● Instruction: Collect each line of the entries that holds the string "спортивной".

● Extracted information:
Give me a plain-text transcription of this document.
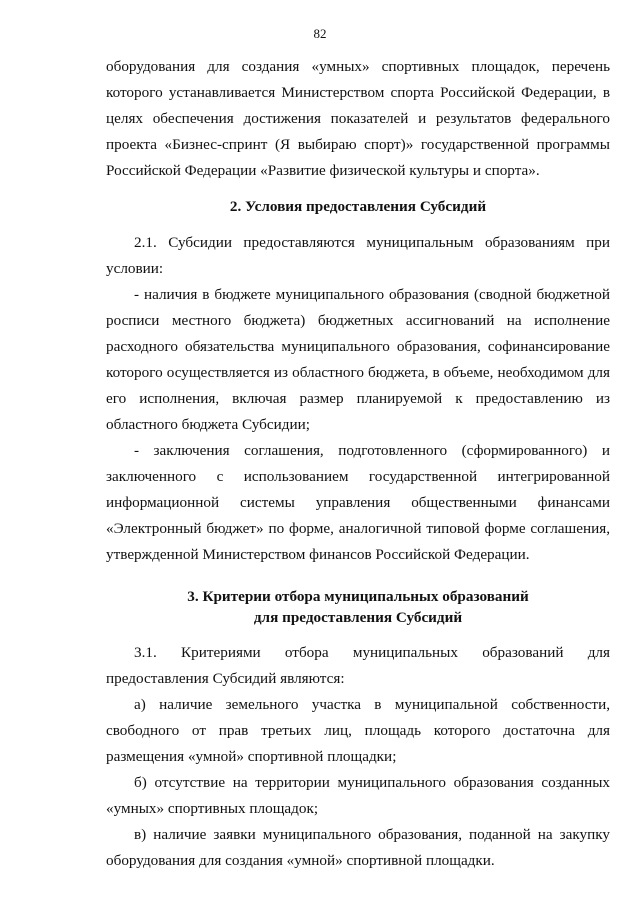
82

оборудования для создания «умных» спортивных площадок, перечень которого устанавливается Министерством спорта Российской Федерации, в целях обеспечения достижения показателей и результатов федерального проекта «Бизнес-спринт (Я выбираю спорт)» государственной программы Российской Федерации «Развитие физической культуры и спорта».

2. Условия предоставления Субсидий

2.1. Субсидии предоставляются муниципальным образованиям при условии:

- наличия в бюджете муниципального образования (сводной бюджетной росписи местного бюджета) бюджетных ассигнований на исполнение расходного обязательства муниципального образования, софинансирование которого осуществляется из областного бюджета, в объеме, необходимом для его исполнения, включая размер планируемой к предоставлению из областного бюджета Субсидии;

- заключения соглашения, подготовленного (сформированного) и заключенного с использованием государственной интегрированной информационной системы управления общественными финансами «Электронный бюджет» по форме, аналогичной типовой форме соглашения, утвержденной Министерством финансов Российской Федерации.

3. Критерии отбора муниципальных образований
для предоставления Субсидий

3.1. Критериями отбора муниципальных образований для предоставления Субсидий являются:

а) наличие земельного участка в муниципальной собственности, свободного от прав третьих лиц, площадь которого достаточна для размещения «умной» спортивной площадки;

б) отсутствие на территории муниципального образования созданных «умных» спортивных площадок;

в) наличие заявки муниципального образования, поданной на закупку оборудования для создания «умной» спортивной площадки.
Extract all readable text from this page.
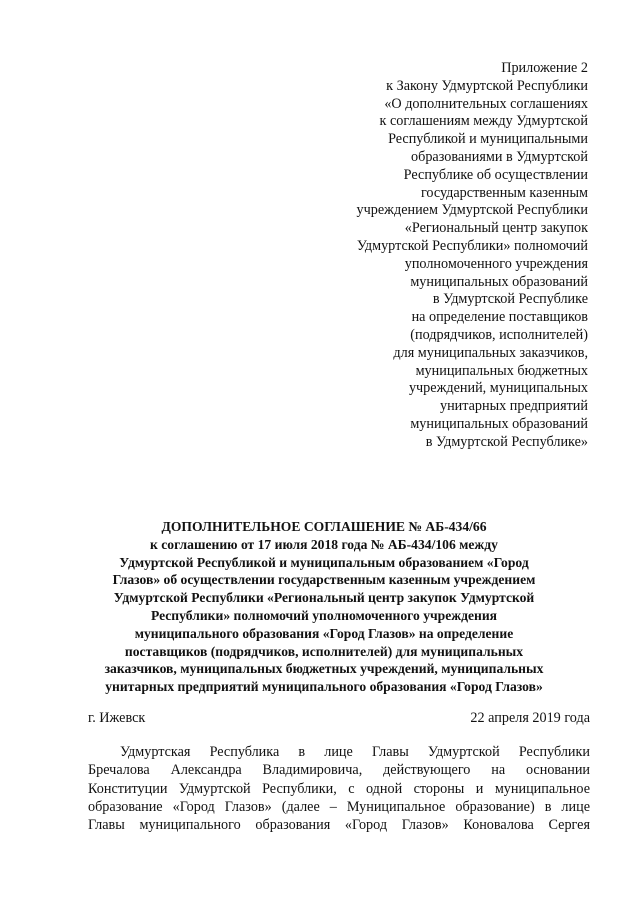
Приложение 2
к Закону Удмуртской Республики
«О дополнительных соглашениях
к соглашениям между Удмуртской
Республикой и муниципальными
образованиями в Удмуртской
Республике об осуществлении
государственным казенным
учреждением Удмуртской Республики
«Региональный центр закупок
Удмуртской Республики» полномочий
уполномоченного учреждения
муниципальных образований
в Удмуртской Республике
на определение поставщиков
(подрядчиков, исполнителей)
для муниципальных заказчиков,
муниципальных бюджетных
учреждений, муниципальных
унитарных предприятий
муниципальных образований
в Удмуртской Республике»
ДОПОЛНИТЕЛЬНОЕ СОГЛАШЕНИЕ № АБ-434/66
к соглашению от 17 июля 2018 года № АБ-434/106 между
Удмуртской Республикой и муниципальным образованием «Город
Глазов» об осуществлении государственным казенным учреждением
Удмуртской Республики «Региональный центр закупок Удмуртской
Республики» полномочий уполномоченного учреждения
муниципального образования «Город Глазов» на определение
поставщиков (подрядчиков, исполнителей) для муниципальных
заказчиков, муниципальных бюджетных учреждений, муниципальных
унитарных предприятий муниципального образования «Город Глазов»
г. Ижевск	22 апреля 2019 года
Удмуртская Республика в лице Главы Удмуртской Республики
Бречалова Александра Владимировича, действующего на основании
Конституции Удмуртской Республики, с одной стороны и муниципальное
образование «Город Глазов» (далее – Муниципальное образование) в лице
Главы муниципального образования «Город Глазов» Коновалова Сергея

● Task answer:
а) наличие земельного участка в муниципальной собственности, свободного от прав третьих лиц, площадь которого достаточна для размещения «умной» спортивной площадки;
в) наличие заявки муниципального образования, поданной на закупку оборудования для создания «умной» спортивной площадки.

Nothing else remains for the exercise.